Exercise description. Pick out each line with the word "Biddy" from the material that follows.
--- Start ---
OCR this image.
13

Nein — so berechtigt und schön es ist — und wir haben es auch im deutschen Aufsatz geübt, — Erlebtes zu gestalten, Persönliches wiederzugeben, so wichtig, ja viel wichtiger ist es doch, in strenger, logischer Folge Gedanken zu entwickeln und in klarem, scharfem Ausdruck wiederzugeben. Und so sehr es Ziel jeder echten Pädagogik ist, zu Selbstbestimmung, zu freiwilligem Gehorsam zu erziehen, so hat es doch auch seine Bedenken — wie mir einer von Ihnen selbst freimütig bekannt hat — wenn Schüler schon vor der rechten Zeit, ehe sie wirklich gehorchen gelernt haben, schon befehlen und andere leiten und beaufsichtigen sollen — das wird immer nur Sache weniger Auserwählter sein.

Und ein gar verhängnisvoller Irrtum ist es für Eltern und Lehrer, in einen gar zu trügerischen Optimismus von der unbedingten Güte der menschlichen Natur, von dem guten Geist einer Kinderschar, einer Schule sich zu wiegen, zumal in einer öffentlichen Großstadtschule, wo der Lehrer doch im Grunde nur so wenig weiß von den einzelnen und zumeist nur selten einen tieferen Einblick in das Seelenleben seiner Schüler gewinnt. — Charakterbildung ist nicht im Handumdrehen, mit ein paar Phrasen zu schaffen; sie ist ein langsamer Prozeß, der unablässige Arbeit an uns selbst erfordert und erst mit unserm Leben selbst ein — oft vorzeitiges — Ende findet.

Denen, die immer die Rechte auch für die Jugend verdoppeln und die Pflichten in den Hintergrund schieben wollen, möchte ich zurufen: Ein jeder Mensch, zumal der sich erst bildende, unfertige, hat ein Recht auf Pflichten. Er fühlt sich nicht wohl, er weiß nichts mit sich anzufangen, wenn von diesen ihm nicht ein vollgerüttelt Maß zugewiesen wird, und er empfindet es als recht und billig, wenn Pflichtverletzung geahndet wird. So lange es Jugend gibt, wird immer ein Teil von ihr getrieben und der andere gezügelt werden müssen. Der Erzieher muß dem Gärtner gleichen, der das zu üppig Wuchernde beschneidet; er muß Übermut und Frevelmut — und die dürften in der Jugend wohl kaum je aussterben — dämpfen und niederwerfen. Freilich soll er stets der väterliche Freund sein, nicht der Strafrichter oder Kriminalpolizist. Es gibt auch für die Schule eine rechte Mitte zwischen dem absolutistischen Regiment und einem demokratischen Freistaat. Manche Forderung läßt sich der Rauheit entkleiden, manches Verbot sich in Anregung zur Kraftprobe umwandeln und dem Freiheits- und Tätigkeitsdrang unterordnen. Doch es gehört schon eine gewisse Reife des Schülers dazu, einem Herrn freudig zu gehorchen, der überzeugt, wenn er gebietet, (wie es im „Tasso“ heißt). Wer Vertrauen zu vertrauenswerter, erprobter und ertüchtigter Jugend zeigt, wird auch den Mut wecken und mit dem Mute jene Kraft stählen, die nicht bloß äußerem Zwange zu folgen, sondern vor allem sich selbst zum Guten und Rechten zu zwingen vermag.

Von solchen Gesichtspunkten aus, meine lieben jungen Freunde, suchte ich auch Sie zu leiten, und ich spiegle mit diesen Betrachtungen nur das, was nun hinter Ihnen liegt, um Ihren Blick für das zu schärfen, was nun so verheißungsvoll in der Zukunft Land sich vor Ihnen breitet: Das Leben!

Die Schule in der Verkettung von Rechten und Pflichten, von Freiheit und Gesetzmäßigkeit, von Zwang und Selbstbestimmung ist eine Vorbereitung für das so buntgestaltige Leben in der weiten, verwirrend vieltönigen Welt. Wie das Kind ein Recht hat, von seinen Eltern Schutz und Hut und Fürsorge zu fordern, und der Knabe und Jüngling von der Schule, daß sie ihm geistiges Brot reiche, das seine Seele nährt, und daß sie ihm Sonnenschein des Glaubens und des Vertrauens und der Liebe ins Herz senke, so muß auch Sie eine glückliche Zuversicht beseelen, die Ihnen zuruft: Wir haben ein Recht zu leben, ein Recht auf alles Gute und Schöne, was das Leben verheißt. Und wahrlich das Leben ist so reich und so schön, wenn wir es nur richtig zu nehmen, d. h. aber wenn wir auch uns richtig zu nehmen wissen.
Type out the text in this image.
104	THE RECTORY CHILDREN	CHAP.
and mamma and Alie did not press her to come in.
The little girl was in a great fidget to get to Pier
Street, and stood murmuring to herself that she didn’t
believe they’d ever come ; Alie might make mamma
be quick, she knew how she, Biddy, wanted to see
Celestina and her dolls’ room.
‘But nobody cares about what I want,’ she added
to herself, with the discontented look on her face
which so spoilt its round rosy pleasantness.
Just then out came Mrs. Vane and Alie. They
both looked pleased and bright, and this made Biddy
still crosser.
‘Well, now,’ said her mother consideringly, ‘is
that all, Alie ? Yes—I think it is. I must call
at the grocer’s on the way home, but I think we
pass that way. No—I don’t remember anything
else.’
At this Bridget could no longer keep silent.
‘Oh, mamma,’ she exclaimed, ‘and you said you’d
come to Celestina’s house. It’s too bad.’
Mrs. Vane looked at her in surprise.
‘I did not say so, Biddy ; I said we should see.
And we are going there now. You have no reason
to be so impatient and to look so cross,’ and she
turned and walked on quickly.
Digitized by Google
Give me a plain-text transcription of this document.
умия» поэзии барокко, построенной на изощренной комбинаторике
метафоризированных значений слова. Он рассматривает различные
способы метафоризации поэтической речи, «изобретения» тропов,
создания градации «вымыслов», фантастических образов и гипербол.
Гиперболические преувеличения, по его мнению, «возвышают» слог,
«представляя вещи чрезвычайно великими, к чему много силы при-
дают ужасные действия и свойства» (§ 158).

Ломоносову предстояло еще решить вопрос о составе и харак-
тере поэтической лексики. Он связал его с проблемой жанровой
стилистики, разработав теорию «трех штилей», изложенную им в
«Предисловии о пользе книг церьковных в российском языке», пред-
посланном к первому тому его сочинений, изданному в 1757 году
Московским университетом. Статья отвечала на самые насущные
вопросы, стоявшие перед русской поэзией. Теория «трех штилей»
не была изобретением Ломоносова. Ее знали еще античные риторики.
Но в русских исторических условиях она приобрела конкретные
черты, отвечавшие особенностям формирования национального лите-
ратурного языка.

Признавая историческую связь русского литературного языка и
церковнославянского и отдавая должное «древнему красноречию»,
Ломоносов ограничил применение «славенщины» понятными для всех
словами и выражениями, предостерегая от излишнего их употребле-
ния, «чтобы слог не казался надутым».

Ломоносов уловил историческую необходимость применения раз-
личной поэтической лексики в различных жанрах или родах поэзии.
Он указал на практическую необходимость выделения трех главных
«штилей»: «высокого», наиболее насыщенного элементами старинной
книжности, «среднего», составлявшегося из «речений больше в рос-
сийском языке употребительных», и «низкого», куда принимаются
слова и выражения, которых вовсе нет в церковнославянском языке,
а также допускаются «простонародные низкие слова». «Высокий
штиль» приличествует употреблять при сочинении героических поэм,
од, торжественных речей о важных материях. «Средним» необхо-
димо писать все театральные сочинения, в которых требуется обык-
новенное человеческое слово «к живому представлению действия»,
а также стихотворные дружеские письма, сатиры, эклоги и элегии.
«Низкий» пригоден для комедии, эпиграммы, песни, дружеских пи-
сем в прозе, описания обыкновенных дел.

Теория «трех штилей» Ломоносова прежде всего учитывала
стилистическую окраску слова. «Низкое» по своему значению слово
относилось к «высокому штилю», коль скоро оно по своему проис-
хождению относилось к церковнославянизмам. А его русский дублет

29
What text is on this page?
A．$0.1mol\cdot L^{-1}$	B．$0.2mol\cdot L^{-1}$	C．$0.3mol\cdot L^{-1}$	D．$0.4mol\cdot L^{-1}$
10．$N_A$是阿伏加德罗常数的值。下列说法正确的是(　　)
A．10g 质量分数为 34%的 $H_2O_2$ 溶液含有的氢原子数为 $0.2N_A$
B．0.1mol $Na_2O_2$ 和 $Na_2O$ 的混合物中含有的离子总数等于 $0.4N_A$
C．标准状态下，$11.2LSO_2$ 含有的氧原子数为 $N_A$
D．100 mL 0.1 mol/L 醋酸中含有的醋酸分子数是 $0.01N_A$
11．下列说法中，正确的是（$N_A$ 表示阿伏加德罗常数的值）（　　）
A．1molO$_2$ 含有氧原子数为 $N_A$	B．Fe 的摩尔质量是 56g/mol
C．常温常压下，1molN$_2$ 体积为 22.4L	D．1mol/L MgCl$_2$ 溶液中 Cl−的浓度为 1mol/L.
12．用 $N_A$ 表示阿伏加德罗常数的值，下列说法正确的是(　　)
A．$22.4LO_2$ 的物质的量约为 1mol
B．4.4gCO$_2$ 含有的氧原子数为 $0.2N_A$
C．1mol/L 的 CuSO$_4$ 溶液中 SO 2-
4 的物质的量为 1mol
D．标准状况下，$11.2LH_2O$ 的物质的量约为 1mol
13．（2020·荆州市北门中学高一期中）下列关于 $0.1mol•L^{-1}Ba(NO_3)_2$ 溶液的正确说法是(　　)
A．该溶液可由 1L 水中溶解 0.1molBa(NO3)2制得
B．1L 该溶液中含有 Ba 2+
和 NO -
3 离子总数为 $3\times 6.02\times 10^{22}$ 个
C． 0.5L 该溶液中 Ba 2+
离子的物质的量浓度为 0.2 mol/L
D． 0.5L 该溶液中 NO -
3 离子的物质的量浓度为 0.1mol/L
--- End ---
Full output.
be quick, she knew how she, Biddy, wanted to see
both looked pleased and bright, and this made Biddy
‘I did not say so, Biddy ; I said we should see.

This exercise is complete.